[Collected data]
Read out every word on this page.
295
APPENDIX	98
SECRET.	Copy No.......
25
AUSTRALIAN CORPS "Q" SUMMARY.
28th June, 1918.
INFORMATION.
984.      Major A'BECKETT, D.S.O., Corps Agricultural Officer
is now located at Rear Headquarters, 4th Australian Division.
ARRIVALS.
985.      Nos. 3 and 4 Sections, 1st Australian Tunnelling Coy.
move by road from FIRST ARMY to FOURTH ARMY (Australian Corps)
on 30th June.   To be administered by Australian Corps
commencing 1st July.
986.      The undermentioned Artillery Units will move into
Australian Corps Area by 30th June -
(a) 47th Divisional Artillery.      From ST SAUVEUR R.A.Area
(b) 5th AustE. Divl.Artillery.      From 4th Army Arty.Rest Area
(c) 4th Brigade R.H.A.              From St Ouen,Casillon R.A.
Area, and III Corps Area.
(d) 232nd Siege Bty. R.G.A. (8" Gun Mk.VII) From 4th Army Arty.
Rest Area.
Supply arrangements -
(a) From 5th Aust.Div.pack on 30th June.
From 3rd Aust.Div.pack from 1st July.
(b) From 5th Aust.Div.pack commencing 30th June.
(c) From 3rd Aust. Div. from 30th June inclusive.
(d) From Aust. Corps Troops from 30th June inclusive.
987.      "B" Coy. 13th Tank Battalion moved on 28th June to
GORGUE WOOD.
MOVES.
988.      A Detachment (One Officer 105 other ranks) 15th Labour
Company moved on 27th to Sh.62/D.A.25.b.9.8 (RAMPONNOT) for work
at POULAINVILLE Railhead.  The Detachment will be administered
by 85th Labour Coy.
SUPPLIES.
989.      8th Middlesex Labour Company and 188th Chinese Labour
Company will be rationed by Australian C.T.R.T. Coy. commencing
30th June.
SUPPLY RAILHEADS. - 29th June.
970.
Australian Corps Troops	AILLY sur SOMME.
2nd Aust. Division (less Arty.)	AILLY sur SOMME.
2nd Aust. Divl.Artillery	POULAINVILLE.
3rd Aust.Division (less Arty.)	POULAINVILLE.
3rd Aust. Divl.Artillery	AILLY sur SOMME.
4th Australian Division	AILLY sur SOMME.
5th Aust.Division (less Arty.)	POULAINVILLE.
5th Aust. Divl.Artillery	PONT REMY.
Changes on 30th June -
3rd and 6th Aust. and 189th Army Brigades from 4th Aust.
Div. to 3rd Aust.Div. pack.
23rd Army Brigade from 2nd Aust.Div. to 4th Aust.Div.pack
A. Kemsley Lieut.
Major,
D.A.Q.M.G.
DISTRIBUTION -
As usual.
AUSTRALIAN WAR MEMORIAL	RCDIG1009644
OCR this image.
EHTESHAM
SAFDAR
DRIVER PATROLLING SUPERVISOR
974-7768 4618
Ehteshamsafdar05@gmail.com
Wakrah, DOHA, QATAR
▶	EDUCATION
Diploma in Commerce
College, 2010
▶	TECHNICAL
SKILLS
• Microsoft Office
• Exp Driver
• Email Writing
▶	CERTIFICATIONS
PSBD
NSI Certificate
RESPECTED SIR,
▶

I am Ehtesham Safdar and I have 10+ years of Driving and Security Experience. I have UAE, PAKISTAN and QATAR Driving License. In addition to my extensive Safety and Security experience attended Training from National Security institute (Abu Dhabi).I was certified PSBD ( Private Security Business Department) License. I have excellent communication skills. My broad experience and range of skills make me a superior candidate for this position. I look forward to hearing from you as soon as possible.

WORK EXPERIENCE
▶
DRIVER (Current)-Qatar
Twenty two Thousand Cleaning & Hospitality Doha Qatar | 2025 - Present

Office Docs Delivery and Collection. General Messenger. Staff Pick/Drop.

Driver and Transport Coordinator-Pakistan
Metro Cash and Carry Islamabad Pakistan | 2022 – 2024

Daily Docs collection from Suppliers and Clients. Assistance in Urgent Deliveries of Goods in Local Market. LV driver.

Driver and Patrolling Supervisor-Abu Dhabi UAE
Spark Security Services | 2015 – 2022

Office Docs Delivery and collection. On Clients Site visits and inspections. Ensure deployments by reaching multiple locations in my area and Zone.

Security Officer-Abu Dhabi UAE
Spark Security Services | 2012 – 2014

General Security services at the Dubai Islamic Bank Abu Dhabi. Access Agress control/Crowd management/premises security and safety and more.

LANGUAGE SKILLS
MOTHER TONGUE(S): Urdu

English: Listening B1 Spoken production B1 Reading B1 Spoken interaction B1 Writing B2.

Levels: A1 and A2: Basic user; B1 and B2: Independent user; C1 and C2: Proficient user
--
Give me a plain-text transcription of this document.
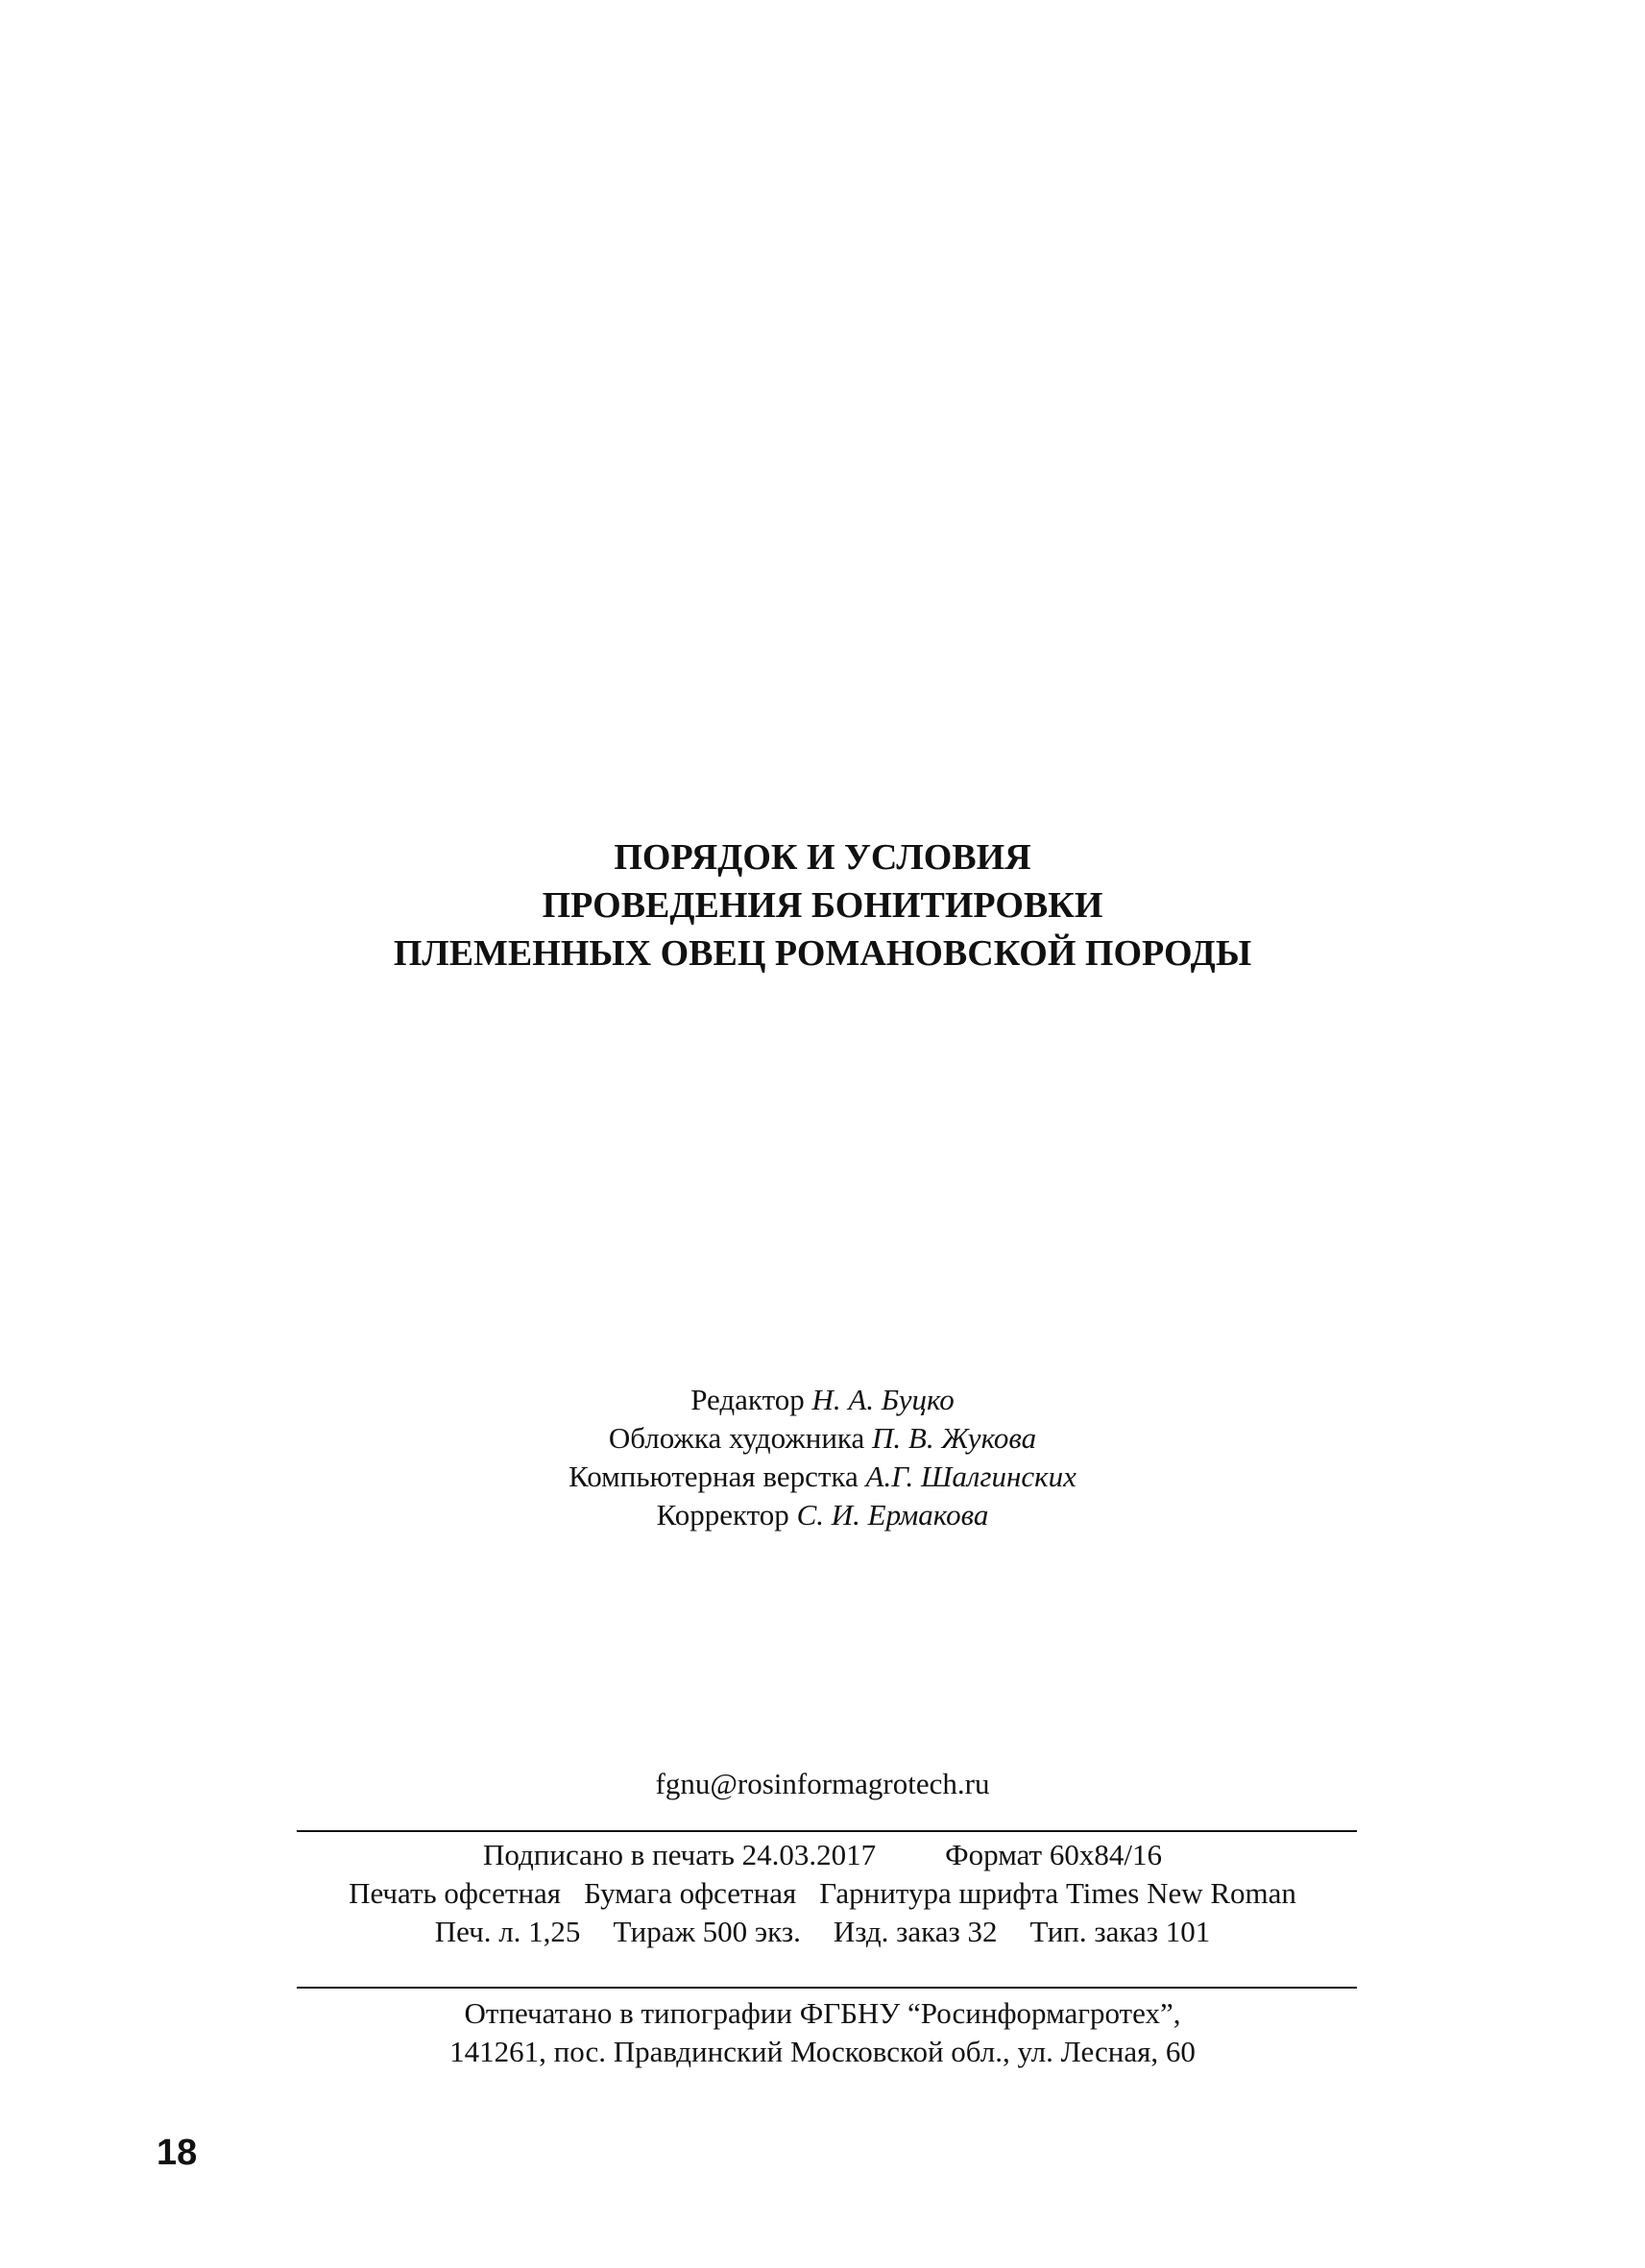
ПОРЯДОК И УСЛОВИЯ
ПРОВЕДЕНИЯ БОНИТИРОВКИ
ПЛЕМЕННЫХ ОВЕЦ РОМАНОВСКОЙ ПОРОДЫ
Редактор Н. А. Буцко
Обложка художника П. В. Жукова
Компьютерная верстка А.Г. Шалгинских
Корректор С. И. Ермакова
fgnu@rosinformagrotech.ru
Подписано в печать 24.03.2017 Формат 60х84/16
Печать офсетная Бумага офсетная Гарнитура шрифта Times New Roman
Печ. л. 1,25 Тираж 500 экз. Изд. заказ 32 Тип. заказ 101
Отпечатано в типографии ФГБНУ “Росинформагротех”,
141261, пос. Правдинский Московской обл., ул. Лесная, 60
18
---
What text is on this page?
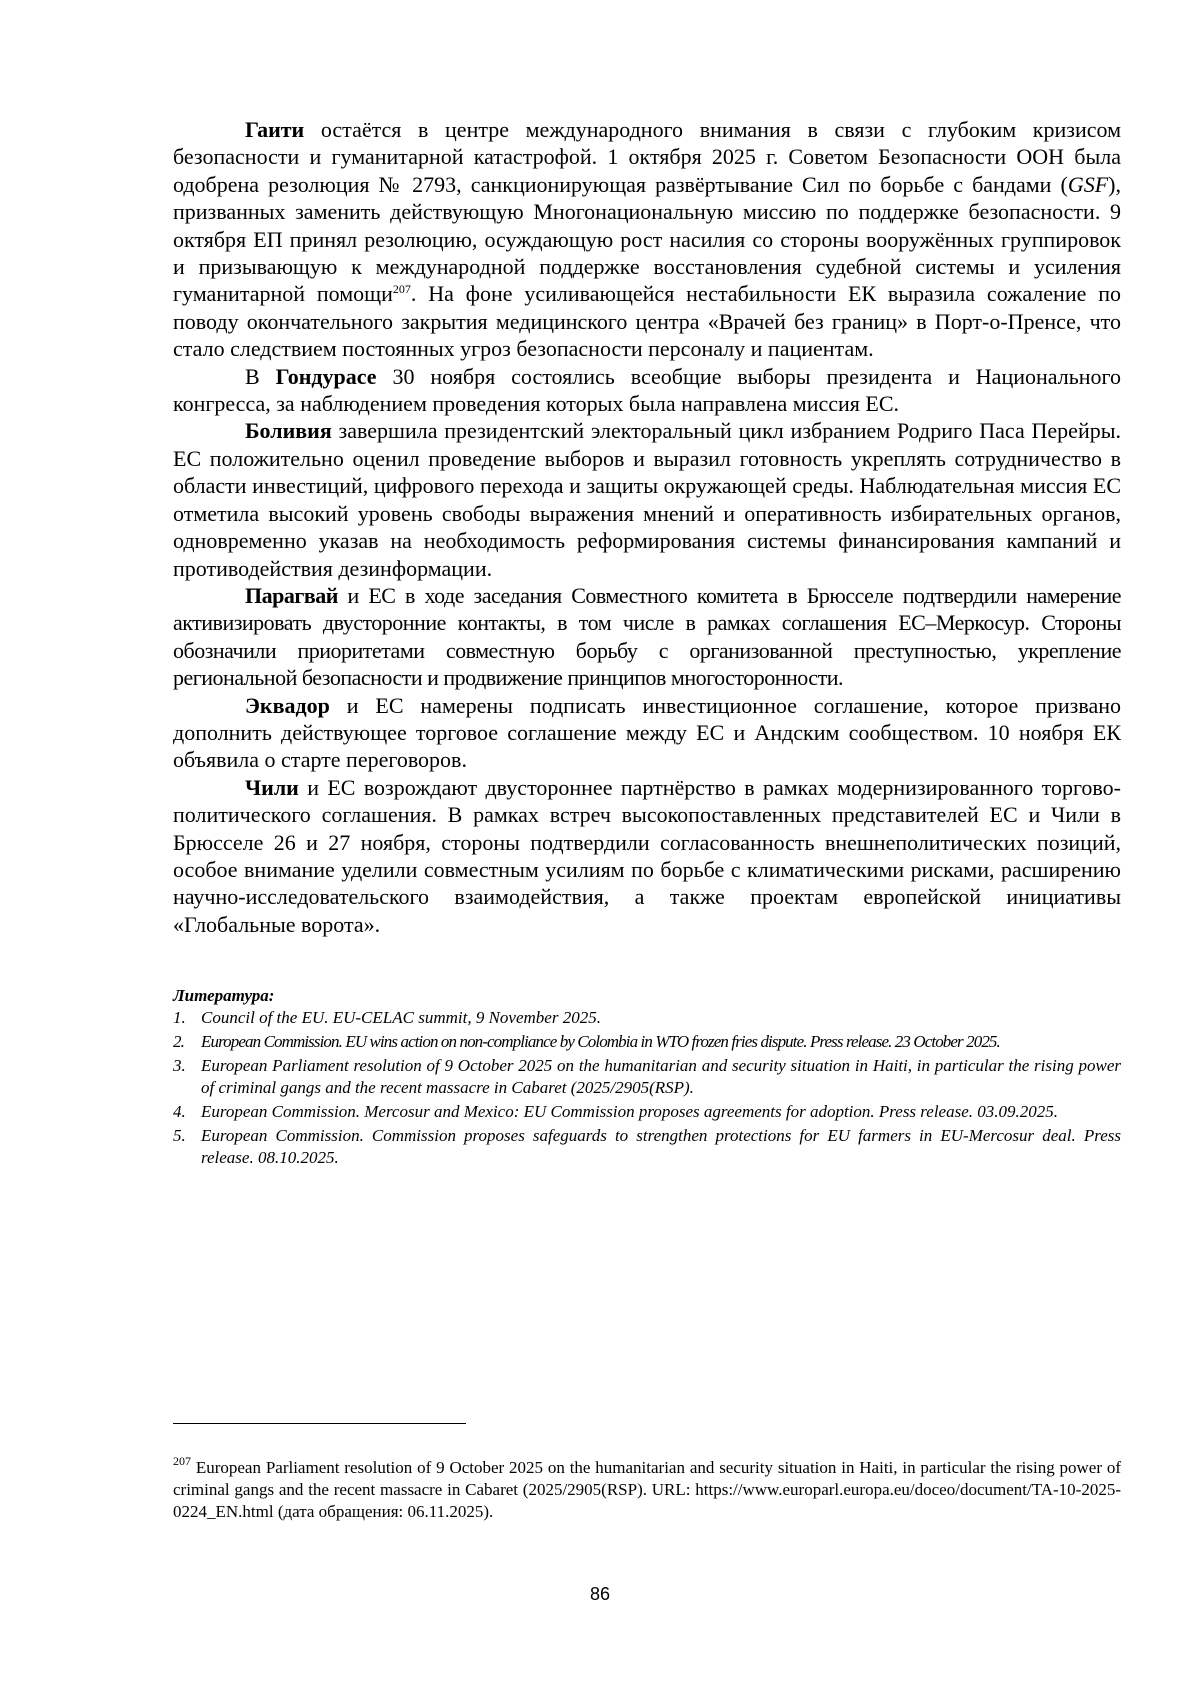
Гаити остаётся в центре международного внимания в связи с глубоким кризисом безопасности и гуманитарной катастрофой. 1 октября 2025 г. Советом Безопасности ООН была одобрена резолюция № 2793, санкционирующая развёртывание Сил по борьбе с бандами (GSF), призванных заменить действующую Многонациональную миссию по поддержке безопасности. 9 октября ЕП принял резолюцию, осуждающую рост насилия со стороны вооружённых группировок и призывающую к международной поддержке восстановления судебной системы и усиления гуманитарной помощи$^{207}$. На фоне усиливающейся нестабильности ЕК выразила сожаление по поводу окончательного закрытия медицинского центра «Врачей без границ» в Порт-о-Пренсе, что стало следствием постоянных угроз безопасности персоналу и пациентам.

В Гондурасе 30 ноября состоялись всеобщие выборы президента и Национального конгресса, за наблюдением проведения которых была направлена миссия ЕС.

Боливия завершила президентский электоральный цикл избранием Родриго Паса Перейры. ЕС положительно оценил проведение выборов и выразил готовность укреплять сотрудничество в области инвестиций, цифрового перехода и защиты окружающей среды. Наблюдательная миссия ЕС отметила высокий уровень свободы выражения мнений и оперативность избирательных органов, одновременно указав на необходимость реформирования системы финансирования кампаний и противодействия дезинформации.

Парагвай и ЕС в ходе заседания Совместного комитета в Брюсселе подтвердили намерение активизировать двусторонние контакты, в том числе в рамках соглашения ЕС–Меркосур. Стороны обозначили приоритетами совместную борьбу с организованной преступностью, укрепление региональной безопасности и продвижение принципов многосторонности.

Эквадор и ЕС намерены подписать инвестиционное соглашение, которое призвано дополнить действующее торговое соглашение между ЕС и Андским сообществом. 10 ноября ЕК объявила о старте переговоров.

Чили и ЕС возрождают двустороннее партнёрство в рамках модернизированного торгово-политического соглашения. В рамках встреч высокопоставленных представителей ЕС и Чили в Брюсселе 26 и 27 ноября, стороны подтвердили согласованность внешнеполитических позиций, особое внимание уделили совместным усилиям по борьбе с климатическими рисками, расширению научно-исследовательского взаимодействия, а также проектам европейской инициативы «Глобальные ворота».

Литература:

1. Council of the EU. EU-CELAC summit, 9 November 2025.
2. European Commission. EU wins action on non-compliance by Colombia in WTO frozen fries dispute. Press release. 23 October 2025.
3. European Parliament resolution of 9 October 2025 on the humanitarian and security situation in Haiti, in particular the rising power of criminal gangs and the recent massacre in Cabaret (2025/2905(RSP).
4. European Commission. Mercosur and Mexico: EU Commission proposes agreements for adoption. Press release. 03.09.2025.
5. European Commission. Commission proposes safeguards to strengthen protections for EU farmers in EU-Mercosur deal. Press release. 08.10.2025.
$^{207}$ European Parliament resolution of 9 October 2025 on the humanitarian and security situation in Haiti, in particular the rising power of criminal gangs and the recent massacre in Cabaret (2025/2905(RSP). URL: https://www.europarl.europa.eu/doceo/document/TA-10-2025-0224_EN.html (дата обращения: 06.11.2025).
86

== Aim ==
Identify the lines that contain the string "AILLY", and copy every one of them.

== Solution to the problem ==
Australian Corps Troops	AILLY sur SOMME.
2nd Aust. Division (less Arty.)	AILLY sur SOMME.
3rd Aust. Divl.Artillery	AILLY sur SOMME.
4th Australian Division	AILLY sur SOMME.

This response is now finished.